Bounding box annotations:

::::

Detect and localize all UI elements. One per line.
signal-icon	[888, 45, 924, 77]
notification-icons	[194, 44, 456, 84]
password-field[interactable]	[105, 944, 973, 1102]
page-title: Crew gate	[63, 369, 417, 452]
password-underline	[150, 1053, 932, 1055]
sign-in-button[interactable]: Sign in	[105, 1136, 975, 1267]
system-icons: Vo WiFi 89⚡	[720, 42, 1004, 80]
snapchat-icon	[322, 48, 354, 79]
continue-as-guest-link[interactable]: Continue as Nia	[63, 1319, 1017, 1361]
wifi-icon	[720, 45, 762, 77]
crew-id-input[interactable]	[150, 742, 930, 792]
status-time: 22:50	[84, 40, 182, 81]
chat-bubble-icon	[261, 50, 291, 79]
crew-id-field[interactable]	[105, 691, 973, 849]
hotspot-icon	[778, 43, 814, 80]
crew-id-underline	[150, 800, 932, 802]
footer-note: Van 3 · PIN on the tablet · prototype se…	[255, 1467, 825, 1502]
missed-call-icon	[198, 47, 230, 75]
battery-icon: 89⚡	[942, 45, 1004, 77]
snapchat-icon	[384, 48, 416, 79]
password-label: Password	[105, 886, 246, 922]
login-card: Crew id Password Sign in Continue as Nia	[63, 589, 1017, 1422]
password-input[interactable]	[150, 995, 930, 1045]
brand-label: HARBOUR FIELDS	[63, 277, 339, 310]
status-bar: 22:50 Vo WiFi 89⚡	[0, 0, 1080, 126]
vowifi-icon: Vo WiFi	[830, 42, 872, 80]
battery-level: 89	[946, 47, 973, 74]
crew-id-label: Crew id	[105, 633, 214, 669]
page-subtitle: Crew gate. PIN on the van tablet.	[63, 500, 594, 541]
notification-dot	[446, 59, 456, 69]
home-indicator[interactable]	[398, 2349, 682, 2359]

::::

» **To be done**: Reproduce every line of the entries above without any change.

» **Answer for the task**:
Detect and localize all UI elements. One per line.
signal-icon	[888, 45, 924, 77]
notification-icons	[194, 44, 456, 84]
password-field[interactable]	[105, 944, 973, 1102]
page-title: Crew gate	[63, 369, 417, 452]
password-underline	[150, 1053, 932, 1055]
sign-in-button[interactable]: Sign in	[105, 1136, 975, 1267]
system-icons: Vo WiFi 89⚡	[720, 42, 1004, 80]
snapchat-icon	[322, 48, 354, 79]
continue-as-guest-link[interactable]: Continue as Nia	[63, 1319, 1017, 1361]
wifi-icon	[720, 45, 762, 77]
crew-id-input[interactable]	[150, 742, 930, 792]
status-time: 22:50	[84, 40, 182, 81]
chat-bubble-icon	[261, 50, 291, 79]
crew-id-field[interactable]	[105, 691, 973, 849]
hotspot-icon	[778, 43, 814, 80]
crew-id-underline	[150, 800, 932, 802]
footer-note: Van 3 · PIN on the tablet · prototype se…	[255, 1467, 825, 1502]
missed-call-icon	[198, 47, 230, 75]
battery-icon: 89⚡	[942, 45, 1004, 77]
snapchat-icon	[384, 48, 416, 79]
password-label: Password	[105, 886, 246, 922]
login-card: Crew id Password Sign in Continue as Nia	[63, 589, 1017, 1422]
password-input[interactable]	[150, 995, 930, 1045]
brand-label: HARBOUR FIELDS	[63, 277, 339, 310]
status-bar: 22:50 Vo WiFi 89⚡	[0, 0, 1080, 126]
vowifi-icon: Vo WiFi	[830, 42, 872, 80]
battery-level: 89	[946, 47, 973, 74]
crew-id-label: Crew id	[105, 633, 214, 669]
page-subtitle: Crew gate. PIN on the van tablet.	[63, 500, 594, 541]
notification-dot	[446, 59, 456, 69]
home-indicator[interactable]	[398, 2349, 682, 2359]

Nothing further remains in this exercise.